▶ [Stored records]
* * *

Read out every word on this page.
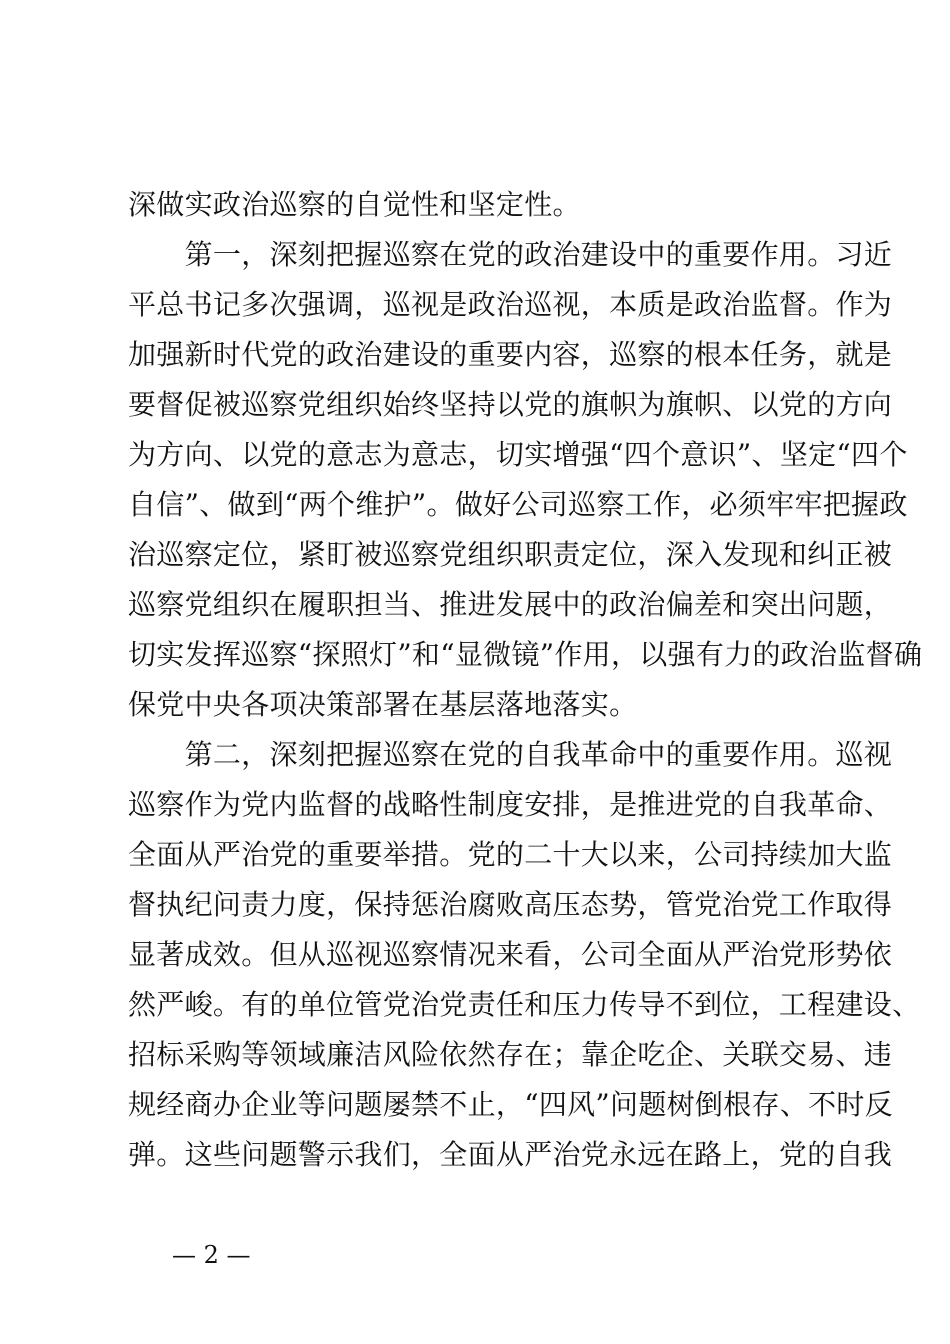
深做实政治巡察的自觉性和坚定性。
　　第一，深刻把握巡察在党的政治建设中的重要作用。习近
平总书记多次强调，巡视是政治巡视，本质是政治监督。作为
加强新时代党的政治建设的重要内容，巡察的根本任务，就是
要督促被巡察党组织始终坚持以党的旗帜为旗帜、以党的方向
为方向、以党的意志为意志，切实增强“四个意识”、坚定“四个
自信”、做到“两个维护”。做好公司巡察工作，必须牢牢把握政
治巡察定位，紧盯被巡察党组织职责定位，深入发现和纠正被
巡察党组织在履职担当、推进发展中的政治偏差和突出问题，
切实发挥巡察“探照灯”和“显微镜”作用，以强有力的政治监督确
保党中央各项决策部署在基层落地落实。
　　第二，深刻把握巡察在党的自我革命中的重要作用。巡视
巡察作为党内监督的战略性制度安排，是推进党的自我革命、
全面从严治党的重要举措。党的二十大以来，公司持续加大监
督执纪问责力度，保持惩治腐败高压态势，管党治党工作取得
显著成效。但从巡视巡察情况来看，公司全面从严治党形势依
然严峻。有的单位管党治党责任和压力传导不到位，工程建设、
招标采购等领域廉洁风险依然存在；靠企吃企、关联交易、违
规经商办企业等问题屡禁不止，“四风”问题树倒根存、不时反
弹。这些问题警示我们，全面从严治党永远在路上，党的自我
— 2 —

* * *

▶ [WRITTEN EXERCISE] Repeat the material above word for word and skip every image in it.

▶ [TASK OUTPUT]
Read out every word on this page.
深做实政治巡察的自觉性和坚定性。
　　第一，深刻把握巡察在党的政治建设中的重要作用。习近
平总书记多次强调，巡视是政治巡视，本质是政治监督。作为
加强新时代党的政治建设的重要内容，巡察的根本任务，就是
要督促被巡察党组织始终坚持以党的旗帜为旗帜、以党的方向
为方向、以党的意志为意志，切实增强“四个意识”、坚定“四个
自信”、做到“两个维护”。做好公司巡察工作，必须牢牢把握政
治巡察定位，紧盯被巡察党组织职责定位，深入发现和纠正被
巡察党组织在履职担当、推进发展中的政治偏差和突出问题，
切实发挥巡察“探照灯”和“显微镜”作用，以强有力的政治监督确
保党中央各项决策部署在基层落地落实。
　　第二，深刻把握巡察在党的自我革命中的重要作用。巡视
巡察作为党内监督的战略性制度安排，是推进党的自我革命、
全面从严治党的重要举措。党的二十大以来，公司持续加大监
督执纪问责力度，保持惩治腐败高压态势，管党治党工作取得
显著成效。但从巡视巡察情况来看，公司全面从严治党形势依
然严峻。有的单位管党治党责任和压力传导不到位，工程建设、
招标采购等领域廉洁风险依然存在；靠企吃企、关联交易、违
规经商办企业等问题屡禁不止，“四风”问题树倒根存、不时反
弹。这些问题警示我们，全面从严治党永远在路上，党的自我
— 2 —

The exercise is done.